Copy the items word for word, from the line with "section-title: Export and" up to and including the line with "chevron-right-icon: ▶ xyxy=(324,649,338,663)".
** BEGIN Data shown **
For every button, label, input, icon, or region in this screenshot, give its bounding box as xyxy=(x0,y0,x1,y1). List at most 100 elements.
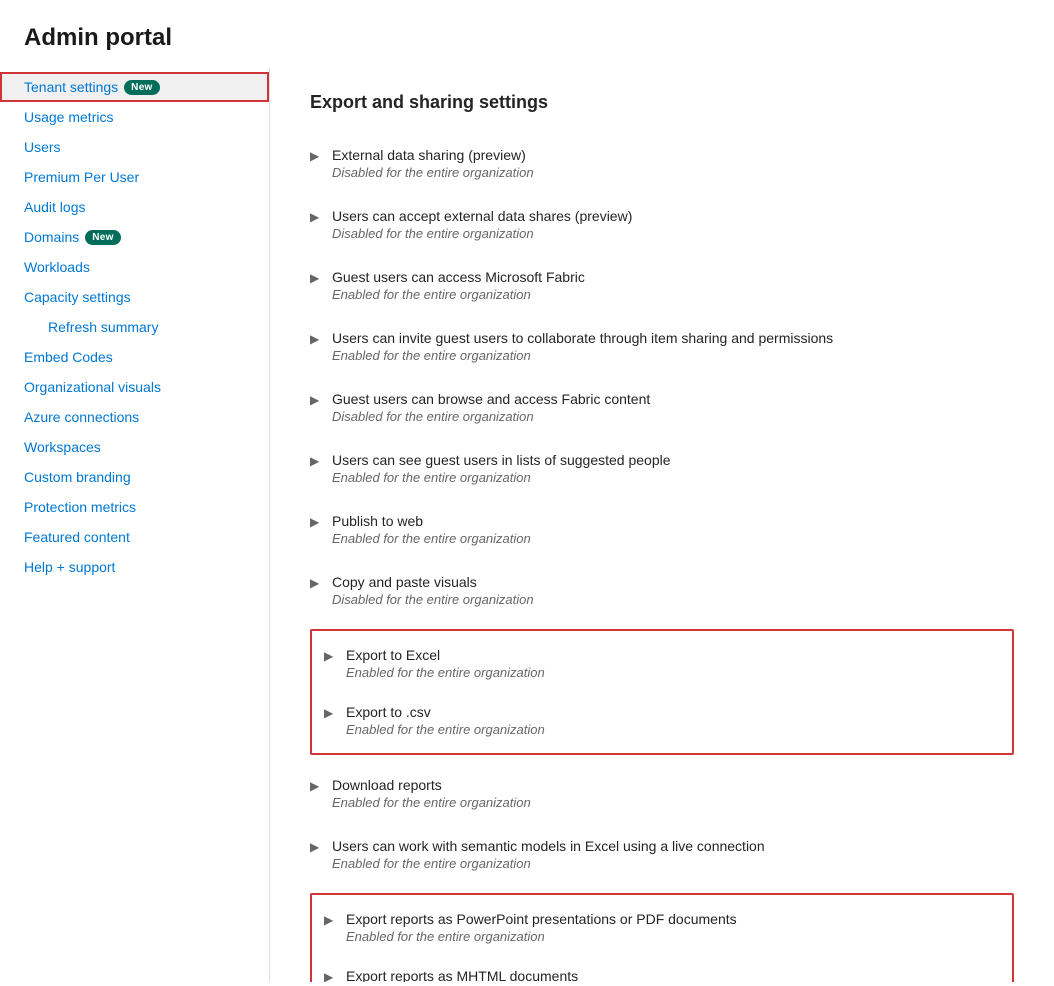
section-title: Export and sharing settings xyxy=(310,92,1014,113)
setting-status: Disabled for the entire organization xyxy=(310,592,1014,607)
sidebar-item-label: Premium Per User xyxy=(24,169,139,185)
sidebar-item-label: Azure connections xyxy=(24,409,139,425)
sidebar-item-label: Tenant settings xyxy=(24,79,118,95)
chevron-right-icon: ▶ xyxy=(310,332,324,346)
chevron-right-icon: ▶ xyxy=(324,649,338,663)
setting-item-users-invite-guest: ▶ Users can invite guest users to collabo… xyxy=(310,316,1014,377)
setting-item-download-reports: ▶ Download reports Enabled for the entire … xyxy=(310,763,1014,824)
setting-name: Export to Excel xyxy=(346,647,440,663)
setting-name: External data sharing (preview) xyxy=(332,147,526,163)
chevron-right-icon: ▶ xyxy=(310,149,324,163)
highlighted-group-group-highlighted-1: ▶ Export to Excel Enabled for the entire o… xyxy=(310,629,1014,755)
sidebar-item-label: Featured content xyxy=(24,529,130,545)
setting-item-header-export-powerpoint-pdf[interactable]: ▶Export reports as PowerPoint presentati… xyxy=(324,911,1000,927)
setting-status: Disabled for the entire organization xyxy=(310,165,1014,180)
setting-item-export-to-csv: ▶ Export to .csv Enabled for the entire or… xyxy=(324,692,1000,749)
chevron-right-icon: ▶ xyxy=(324,706,338,720)
sidebar-item-label: Custom branding xyxy=(24,469,131,485)
sidebar-item-usage-metrics[interactable]: Usage metrics xyxy=(0,102,269,132)
sidebar-item-label: Users xyxy=(24,139,61,155)
chevron-right-icon: ▶ xyxy=(310,271,324,285)
sidebar-item-label: Domains xyxy=(24,229,79,245)
setting-status: Enabled for the entire organization xyxy=(310,531,1014,546)
sidebar-item-label: Embed Codes xyxy=(24,349,113,365)
setting-item-users-see-guest-in-lists: ▶Users can see guest users in lists of s… xyxy=(310,438,1014,499)
sidebar-item-refresh-summary[interactable]: Refresh summary xyxy=(0,312,269,342)
chevron-right-icon: ▶ xyxy=(324,970,338,982)
setting-name: Download reports xyxy=(332,777,442,793)
sidebar-item-tenant-settings[interactable]: Tenant settingsNew xyxy=(0,72,269,102)
sidebar-item-premium-per-user[interactable]: Premium Per User xyxy=(0,162,269,192)
sidebar-item-label: Help + support xyxy=(24,559,115,575)
setting-item-header-users-see-guest-in-lists[interactable]: ▶Users can see guest users in lists of s… xyxy=(310,452,1014,468)
setting-name: Guest users can access Microsoft Fabric xyxy=(332,269,585,285)
settings-list: ▶ External data sharing (preview) Disabled… xyxy=(310,133,1014,982)
setting-item-header-accept-external-data-shares[interactable]: ▶ Users can accept external data shares (… xyxy=(310,208,1014,224)
setting-name: Users can invite guest users to collabor… xyxy=(332,330,833,346)
setting-item-header-export-to-excel[interactable]: ▶ Export to Excel xyxy=(324,647,1000,663)
setting-item-semantic-models-excel: ▶ Users can work with semantic models in … xyxy=(310,824,1014,885)
setting-status: Enabled for the entire organization xyxy=(324,665,1000,680)
sidebar-item-custom-branding[interactable]: Custom branding xyxy=(0,462,269,492)
sidebar-item-audit-logs[interactable]: Audit logs xyxy=(0,192,269,222)
sidebar-item-protection-metrics[interactable]: Protection metrics xyxy=(0,492,269,522)
chevron-right-icon: ▶ xyxy=(310,779,324,793)
sidebar-item-help-support[interactable]: Help + support xyxy=(0,552,269,582)
setting-item-guest-browse-fabric: ▶ Guest users can browse and access Fabri… xyxy=(310,377,1014,438)
setting-status: Disabled for the entire organization xyxy=(310,409,1014,424)
setting-item-export-mhtml: ▶Export reports as MHTML documentsEnable… xyxy=(324,956,1000,982)
setting-item-header-copy-paste-visuals[interactable]: ▶ Copy and paste visuals xyxy=(310,574,1014,590)
setting-status: Enabled for the entire organization xyxy=(310,348,1014,363)
sidebar-item-label: Usage metrics xyxy=(24,109,113,125)
sidebar-item-azure-connections[interactable]: Azure connections xyxy=(0,402,269,432)
setting-item-header-guest-users-microsoft-fabric[interactable]: ▶ Guest users can access Microsoft Fabric xyxy=(310,269,1014,285)
sidebar-item-label: Capacity settings xyxy=(24,289,131,305)
sidebar-item-featured-content[interactable]: Featured content xyxy=(0,522,269,552)
sidebar-item-users[interactable]: Users xyxy=(0,132,269,162)
highlighted-group-group-highlighted-2: ▶Export reports as PowerPoint presentati… xyxy=(310,893,1014,982)
sidebar-item-embed-codes[interactable]: Embed Codes xyxy=(0,342,269,372)
setting-name: Publish to web xyxy=(332,513,423,529)
sidebar-item-domains[interactable]: DomainsNew xyxy=(0,222,269,252)
setting-name: Export to .csv xyxy=(346,704,431,720)
setting-name: Copy and paste visuals xyxy=(332,574,477,590)
setting-item-export-to-excel: ▶ Export to Excel Enabled for the entire o… xyxy=(324,635,1000,692)
setting-item-header-export-mhtml[interactable]: ▶ Export reports as MHTML documents xyxy=(324,968,1000,982)
sidebar-item-label: Audit logs xyxy=(24,199,85,215)
sidebar-item-capacity-settings[interactable]: Capacity settings xyxy=(0,282,269,312)
setting-name: Users can work with semantic models in E… xyxy=(332,838,765,854)
chevron-right-icon: ▶ xyxy=(324,913,338,927)
setting-item-header-semantic-models-excel[interactable]: ▶ Users can work with semantic models in … xyxy=(310,838,1014,854)
chevron-right-icon: ▶ xyxy=(310,840,324,854)
setting-item-header-external-data-sharing[interactable]: ▶ External data sharing (preview) xyxy=(310,147,1014,163)
setting-name: Guest users can browse and access Fabric… xyxy=(332,391,650,407)
setting-status: Enabled for the entire organization xyxy=(310,287,1014,302)
setting-item-guest-users-microsoft-fabric: ▶ Guest users can access Microsoft Fabric… xyxy=(310,255,1014,316)
sidebar: Tenant settingsNew Usage metrics Users Prem… xyxy=(0,68,270,982)
setting-item-header-export-to-csv[interactable]: ▶ Export to .csv xyxy=(324,704,1000,720)
setting-status: Enabled for the entire organization xyxy=(310,856,1014,871)
sidebar-item-organizational-visuals[interactable]: Organizational visuals xyxy=(0,372,269,402)
chevron-right-icon: ▶ xyxy=(310,393,324,407)
setting-status: Enabled for the entire organization xyxy=(310,795,1014,810)
chevron-right-icon: ▶ xyxy=(310,210,324,224)
sidebar-item-label: Workspaces xyxy=(24,439,101,455)
sidebar-item-label: Protection metrics xyxy=(24,499,136,515)
setting-item-accept-external-data-shares: ▶ Users can accept external data shares (… xyxy=(310,194,1014,255)
setting-item-header-publish-to-web[interactable]: ▶Publish to web xyxy=(310,513,1014,529)
setting-status: Enabled for the entire organization xyxy=(324,722,1000,737)
main-content: Export and sharing settings ▶ External da… xyxy=(270,68,1054,982)
setting-item-external-data-sharing: ▶ External data sharing (preview) Disabled… xyxy=(310,133,1014,194)
setting-name: Users can accept external data shares (p… xyxy=(332,208,632,224)
setting-status: Enabled for the entire organization xyxy=(324,929,1000,944)
setting-item-header-users-invite-guest[interactable]: ▶ Users can invite guest users to collabo… xyxy=(310,330,1014,346)
setting-name: Export reports as MHTML documents xyxy=(346,968,578,982)
chevron-right-icon: ▶ xyxy=(310,576,324,590)
page-title: Admin portal xyxy=(0,0,1054,68)
setting-status: Enabled for the entire organization xyxy=(310,470,1014,485)
sidebar-item-workloads[interactable]: Workloads xyxy=(0,252,269,282)
sidebar-item-workspaces[interactable]: Workspaces xyxy=(0,432,269,462)
setting-item-header-download-reports[interactable]: ▶ Download reports xyxy=(310,777,1014,793)
sidebar-item-label: Refresh summary xyxy=(48,319,158,335)
setting-item-header-guest-browse-fabric[interactable]: ▶ Guest users can browse and access Fabri… xyxy=(310,391,1014,407)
** END Data shown **
Task output>
section-title: Export and sharing settings xyxy=(310,92,1014,113)
setting-status: Disabled for the entire organization xyxy=(310,592,1014,607)
sidebar-item-label: Premium Per User xyxy=(24,169,139,185)
sidebar-item-label: Azure connections xyxy=(24,409,139,425)
sidebar-item-label: Tenant settings xyxy=(24,79,118,95)
chevron-right-icon: ▶ xyxy=(310,332,324,346)
chevron-right-icon: ▶ xyxy=(324,649,338,663)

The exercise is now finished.